* Data listing
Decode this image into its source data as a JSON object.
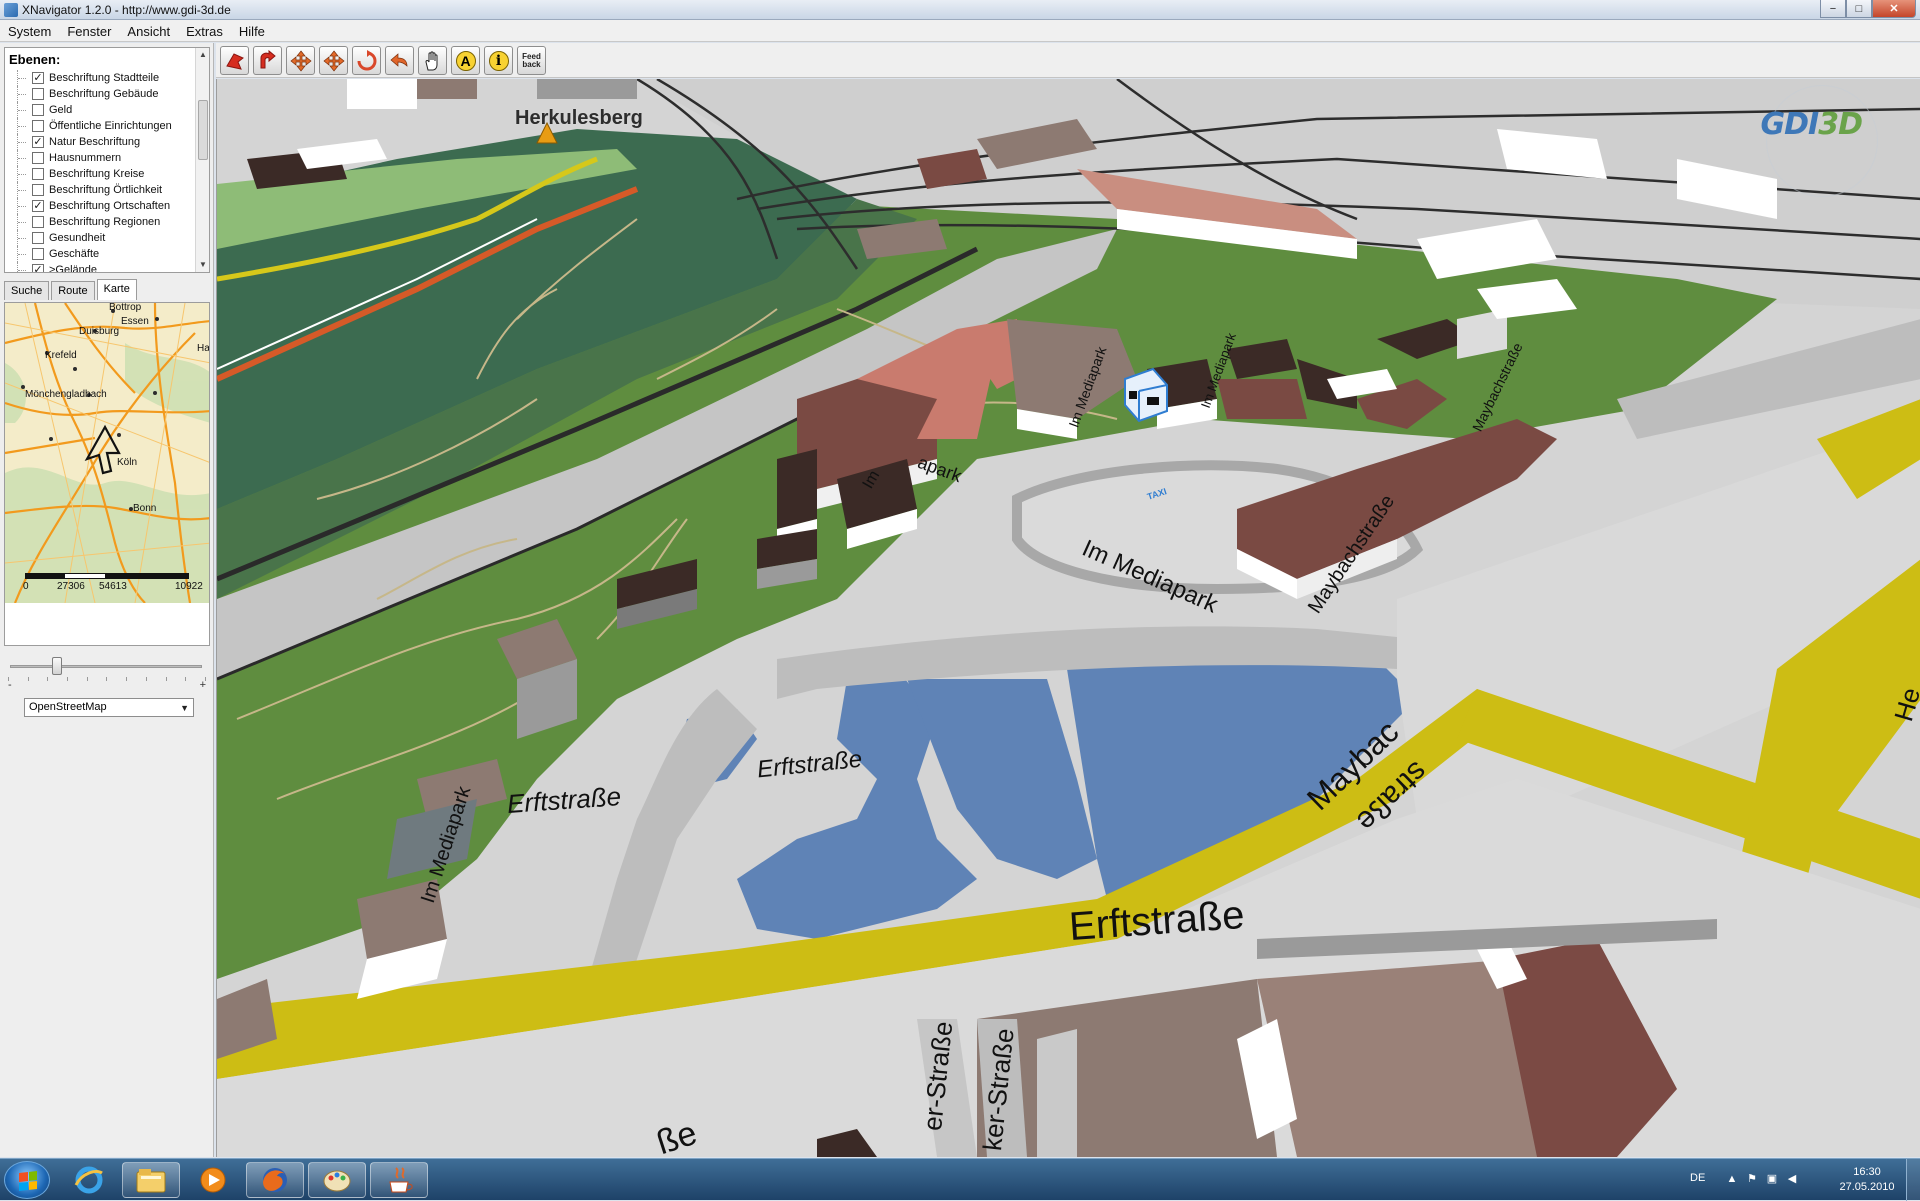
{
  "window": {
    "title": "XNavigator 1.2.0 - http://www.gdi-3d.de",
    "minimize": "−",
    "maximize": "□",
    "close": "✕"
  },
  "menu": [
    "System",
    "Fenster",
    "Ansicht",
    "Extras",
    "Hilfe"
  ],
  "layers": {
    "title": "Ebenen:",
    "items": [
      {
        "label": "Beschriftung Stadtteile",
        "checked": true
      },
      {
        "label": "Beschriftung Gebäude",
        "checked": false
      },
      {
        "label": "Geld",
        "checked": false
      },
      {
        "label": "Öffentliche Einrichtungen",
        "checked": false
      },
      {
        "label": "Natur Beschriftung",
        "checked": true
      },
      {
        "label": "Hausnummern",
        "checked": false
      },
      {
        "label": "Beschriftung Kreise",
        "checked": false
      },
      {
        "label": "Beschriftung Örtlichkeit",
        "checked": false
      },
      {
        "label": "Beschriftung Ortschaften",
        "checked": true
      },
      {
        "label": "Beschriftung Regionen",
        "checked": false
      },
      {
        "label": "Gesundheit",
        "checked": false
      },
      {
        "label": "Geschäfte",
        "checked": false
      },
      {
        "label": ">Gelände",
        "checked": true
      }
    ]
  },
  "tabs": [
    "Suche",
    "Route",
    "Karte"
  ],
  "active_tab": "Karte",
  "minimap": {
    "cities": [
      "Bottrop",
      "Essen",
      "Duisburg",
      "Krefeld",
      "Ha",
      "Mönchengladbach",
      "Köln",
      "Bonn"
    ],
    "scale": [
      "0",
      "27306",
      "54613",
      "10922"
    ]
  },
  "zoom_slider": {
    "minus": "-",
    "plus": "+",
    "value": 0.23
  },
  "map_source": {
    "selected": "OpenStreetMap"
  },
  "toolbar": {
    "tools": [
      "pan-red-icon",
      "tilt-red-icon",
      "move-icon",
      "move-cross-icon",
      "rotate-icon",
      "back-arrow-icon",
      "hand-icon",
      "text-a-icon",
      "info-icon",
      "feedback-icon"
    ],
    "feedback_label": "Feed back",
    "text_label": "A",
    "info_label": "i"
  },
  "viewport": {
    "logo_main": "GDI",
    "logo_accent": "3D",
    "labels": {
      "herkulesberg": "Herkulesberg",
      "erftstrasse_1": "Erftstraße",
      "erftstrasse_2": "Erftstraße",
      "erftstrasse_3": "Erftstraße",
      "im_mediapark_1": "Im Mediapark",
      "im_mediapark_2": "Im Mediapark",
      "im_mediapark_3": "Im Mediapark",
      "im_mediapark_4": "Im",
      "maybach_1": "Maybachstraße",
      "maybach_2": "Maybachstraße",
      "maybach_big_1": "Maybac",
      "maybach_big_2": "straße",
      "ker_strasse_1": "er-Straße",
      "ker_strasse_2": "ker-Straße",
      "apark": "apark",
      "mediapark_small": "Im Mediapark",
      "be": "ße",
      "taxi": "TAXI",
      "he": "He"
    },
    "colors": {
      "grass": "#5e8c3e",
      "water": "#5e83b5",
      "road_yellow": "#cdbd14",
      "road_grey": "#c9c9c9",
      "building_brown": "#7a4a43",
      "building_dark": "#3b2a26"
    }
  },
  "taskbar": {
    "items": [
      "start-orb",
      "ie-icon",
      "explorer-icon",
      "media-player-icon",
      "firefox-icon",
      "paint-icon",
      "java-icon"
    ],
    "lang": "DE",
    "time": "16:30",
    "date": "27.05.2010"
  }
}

* Do this
Each line that has the word "title" should be copied.

* Reply to the exercise
    "title": "XNavigator 1.2.0 - http://www.gdi-3d.de",
    "title": "Ebenen:",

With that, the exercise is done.